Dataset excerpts
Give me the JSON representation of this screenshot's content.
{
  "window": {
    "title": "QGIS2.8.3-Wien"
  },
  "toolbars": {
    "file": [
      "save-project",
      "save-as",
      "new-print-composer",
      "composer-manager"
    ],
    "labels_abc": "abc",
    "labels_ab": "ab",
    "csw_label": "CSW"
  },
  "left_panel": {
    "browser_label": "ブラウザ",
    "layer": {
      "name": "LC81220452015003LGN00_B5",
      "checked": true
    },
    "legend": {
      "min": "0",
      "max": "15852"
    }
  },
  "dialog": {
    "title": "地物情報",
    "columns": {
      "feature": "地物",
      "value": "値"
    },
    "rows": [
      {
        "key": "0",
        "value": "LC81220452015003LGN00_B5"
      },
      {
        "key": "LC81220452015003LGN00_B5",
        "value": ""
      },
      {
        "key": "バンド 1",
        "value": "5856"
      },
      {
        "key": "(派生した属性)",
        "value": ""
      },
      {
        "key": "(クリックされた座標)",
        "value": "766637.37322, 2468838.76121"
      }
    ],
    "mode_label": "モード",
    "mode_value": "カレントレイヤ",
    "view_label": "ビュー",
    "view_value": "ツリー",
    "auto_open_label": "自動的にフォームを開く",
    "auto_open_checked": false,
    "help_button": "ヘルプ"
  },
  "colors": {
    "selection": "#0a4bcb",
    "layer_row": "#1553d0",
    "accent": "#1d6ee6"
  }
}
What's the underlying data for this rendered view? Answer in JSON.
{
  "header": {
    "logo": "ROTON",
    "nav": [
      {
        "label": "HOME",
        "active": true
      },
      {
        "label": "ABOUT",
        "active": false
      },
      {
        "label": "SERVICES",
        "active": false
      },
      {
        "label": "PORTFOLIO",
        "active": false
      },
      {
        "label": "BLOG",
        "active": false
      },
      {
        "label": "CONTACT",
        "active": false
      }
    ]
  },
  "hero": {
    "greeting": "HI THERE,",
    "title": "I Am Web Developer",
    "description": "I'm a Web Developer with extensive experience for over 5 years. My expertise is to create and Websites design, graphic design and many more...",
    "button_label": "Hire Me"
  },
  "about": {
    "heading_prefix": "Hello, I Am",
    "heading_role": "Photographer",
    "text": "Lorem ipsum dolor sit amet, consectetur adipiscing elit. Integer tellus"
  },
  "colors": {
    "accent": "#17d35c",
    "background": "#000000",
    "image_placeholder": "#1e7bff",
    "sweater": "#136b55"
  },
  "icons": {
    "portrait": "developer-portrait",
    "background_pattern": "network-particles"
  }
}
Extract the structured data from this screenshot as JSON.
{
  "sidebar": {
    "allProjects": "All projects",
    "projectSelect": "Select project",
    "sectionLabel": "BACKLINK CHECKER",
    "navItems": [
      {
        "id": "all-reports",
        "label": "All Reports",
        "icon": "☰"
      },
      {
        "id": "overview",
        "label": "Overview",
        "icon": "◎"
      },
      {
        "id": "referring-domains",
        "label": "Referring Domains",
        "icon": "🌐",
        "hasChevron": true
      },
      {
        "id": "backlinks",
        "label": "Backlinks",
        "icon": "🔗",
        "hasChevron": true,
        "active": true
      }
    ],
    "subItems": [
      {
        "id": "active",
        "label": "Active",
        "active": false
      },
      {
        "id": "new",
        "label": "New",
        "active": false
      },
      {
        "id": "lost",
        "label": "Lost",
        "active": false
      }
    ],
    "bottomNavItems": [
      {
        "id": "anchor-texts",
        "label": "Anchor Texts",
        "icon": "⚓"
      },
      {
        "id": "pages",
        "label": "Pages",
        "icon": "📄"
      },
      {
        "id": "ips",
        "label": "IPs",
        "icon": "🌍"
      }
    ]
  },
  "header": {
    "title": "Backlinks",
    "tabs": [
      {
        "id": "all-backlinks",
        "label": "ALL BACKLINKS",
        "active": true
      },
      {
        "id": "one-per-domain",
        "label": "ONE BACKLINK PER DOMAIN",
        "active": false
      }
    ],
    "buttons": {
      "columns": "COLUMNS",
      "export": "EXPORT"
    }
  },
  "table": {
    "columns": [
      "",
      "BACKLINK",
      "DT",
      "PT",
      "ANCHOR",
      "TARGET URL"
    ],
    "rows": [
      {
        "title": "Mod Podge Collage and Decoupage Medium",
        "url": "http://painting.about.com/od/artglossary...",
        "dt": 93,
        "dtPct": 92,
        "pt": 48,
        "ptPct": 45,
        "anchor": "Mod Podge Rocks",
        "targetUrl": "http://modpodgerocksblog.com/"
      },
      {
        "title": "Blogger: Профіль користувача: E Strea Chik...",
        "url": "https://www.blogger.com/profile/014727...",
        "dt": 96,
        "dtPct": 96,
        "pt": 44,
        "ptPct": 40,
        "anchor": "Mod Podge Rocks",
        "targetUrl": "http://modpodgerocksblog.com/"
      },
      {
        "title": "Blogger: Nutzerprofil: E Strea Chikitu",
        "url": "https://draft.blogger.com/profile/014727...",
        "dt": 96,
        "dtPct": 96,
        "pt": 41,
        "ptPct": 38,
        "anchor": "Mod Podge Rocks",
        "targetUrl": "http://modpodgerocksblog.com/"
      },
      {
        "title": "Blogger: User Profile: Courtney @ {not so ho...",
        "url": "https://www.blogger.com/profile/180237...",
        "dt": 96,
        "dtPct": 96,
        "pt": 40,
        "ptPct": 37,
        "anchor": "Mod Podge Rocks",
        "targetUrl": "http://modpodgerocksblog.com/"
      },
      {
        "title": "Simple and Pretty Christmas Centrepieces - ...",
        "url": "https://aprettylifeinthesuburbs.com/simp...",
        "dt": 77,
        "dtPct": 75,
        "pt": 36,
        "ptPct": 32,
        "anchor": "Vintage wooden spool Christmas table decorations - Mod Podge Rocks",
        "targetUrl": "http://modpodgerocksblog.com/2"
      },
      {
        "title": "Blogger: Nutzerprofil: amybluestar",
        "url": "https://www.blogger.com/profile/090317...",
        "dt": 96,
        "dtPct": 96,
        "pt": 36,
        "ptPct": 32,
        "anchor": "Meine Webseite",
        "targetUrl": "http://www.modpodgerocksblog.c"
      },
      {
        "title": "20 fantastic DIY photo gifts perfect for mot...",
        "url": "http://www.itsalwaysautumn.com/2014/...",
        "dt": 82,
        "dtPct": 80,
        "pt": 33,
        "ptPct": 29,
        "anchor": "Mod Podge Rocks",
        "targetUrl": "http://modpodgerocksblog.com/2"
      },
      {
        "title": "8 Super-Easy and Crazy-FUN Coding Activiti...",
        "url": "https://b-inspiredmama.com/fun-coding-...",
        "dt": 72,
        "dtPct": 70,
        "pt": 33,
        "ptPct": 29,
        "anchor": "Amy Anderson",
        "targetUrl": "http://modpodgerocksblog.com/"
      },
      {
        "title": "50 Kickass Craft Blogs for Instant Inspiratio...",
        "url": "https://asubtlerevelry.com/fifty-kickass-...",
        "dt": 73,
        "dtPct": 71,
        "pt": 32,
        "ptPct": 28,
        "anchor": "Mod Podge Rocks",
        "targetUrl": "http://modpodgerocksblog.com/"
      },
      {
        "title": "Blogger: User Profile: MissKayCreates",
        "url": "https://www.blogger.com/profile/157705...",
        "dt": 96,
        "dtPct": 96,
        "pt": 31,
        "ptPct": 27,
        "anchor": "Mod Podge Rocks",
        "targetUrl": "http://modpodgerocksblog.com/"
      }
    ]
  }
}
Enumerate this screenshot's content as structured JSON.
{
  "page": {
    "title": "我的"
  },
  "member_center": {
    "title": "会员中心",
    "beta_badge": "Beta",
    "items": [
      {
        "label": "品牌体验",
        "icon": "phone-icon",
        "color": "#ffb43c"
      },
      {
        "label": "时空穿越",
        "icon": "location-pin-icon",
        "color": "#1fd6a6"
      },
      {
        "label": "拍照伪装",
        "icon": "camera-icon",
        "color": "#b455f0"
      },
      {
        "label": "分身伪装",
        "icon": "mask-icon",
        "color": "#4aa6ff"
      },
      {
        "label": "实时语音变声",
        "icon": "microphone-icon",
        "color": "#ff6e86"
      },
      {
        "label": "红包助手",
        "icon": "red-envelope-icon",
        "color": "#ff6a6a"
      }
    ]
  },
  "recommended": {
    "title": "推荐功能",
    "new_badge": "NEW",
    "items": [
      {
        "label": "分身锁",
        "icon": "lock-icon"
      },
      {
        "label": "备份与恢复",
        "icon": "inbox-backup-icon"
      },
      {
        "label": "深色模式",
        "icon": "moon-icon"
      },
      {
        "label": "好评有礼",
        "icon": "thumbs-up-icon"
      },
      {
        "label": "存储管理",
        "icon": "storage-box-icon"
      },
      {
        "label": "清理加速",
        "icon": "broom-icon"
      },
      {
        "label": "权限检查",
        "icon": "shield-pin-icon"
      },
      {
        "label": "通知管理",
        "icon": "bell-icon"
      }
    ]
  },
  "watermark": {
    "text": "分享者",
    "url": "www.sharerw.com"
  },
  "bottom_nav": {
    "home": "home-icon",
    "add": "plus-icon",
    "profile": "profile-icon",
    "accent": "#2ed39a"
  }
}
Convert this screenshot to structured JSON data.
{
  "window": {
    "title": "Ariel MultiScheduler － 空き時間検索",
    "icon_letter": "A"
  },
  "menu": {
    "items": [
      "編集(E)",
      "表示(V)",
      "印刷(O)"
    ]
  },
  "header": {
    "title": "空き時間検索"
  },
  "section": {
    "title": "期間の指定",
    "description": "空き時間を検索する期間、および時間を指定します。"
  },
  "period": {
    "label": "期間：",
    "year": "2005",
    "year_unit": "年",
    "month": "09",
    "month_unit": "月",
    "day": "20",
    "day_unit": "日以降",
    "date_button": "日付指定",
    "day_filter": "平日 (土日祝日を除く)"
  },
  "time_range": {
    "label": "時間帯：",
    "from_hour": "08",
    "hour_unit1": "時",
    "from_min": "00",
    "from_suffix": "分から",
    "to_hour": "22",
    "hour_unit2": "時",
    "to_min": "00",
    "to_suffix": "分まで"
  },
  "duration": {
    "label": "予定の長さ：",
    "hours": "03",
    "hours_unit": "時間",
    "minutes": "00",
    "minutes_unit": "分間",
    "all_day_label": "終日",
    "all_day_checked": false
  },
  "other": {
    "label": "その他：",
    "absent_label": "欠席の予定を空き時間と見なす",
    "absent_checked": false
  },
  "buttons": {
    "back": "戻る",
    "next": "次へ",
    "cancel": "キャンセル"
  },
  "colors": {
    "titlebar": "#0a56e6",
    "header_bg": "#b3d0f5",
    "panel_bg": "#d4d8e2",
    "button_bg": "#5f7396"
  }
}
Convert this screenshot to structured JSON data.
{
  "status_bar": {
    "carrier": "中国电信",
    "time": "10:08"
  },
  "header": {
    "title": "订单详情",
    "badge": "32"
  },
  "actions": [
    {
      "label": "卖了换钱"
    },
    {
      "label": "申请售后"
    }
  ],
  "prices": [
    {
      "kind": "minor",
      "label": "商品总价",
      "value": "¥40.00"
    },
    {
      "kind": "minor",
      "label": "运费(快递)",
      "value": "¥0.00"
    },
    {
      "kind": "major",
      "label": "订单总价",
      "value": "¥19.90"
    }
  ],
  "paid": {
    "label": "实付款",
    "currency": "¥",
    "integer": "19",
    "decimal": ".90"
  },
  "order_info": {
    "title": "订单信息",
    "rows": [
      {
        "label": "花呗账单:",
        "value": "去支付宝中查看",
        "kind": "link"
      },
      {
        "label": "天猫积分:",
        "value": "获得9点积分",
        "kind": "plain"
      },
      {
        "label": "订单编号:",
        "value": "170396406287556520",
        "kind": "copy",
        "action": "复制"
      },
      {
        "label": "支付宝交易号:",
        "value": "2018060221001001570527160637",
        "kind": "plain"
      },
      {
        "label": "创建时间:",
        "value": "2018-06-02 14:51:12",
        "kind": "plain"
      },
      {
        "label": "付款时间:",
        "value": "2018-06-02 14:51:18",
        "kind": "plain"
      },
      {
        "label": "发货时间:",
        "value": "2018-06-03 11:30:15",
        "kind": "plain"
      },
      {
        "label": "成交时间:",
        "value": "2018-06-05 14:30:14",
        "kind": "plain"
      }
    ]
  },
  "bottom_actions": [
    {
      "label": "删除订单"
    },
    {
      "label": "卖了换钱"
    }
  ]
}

§ **Your instructions**: Identify all lines in the records above with the word "Christmas".

§ **Final result**:
        "title": "Simple and Pretty Christmas Centrepieces - ...",
        "anchor": "Vintage wooden spool Christmas table decorations - Mod Podge Rocks",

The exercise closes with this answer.